(Collection entries)
—————
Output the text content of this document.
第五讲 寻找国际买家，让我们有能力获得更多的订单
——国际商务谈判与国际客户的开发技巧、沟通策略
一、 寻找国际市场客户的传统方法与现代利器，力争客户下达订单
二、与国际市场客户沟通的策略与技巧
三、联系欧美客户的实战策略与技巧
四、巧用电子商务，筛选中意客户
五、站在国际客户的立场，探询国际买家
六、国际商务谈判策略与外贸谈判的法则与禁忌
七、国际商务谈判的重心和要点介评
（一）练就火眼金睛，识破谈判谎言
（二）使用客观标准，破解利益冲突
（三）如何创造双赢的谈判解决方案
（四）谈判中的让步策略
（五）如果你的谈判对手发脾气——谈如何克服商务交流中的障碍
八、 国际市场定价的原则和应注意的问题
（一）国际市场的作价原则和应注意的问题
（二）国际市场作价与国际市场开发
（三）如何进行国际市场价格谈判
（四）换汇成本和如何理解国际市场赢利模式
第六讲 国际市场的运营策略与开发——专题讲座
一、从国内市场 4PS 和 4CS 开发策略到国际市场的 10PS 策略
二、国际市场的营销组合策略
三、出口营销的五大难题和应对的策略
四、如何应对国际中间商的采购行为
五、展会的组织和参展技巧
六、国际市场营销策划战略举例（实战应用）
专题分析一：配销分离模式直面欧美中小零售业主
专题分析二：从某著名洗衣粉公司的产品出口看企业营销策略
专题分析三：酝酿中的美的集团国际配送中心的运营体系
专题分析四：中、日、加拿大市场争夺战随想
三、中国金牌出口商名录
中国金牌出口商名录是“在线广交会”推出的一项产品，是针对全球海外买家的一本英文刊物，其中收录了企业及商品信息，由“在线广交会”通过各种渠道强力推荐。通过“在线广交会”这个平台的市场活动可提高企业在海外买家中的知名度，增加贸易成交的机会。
—————
§ **Exercise objective**:
Each entry above is to be set down again in exactly the same words.

§ **Task answer**:
Output the text content of this document.
第五讲 寻找国际买家，让我们有能力获得更多的订单
——国际商务谈判与国际客户的开发技巧、沟通策略
一、 寻找国际市场客户的传统方法与现代利器，力争客户下达订单
二、与国际市场客户沟通的策略与技巧
三、联系欧美客户的实战策略与技巧
四、巧用电子商务，筛选中意客户
五、站在国际客户的立场，探询国际买家
六、国际商务谈判策略与外贸谈判的法则与禁忌
七、国际商务谈判的重心和要点介评
（一）练就火眼金睛，识破谈判谎言
（二）使用客观标准，破解利益冲突
（三）如何创造双赢的谈判解决方案
（四）谈判中的让步策略
（五）如果你的谈判对手发脾气——谈如何克服商务交流中的障碍
八、 国际市场定价的原则和应注意的问题
（一）国际市场的作价原则和应注意的问题
（二）国际市场作价与国际市场开发
（三）如何进行国际市场价格谈判
（四）换汇成本和如何理解国际市场赢利模式
第六讲 国际市场的运营策略与开发——专题讲座
一、从国内市场 4PS 和 4CS 开发策略到国际市场的 10PS 策略
二、国际市场的营销组合策略
三、出口营销的五大难题和应对的策略
四、如何应对国际中间商的采购行为
五、展会的组织和参展技巧
六、国际市场营销策划战略举例（实战应用）
专题分析一：配销分离模式直面欧美中小零售业主
专题分析二：从某著名洗衣粉公司的产品出口看企业营销策略
专题分析三：酝酿中的美的集团国际配送中心的运营体系
专题分析四：中、日、加拿大市场争夺战随想
三、中国金牌出口商名录
中国金牌出口商名录是“在线广交会”推出的一项产品，是针对全球海外买家的一本英文刊物，其中收录了企业及商品信息，由“在线广交会”通过各种渠道强力推荐。通过“在线广交会”这个平台的市场活动可提高企业在海外买家中的知名度，增加贸易成交的机会。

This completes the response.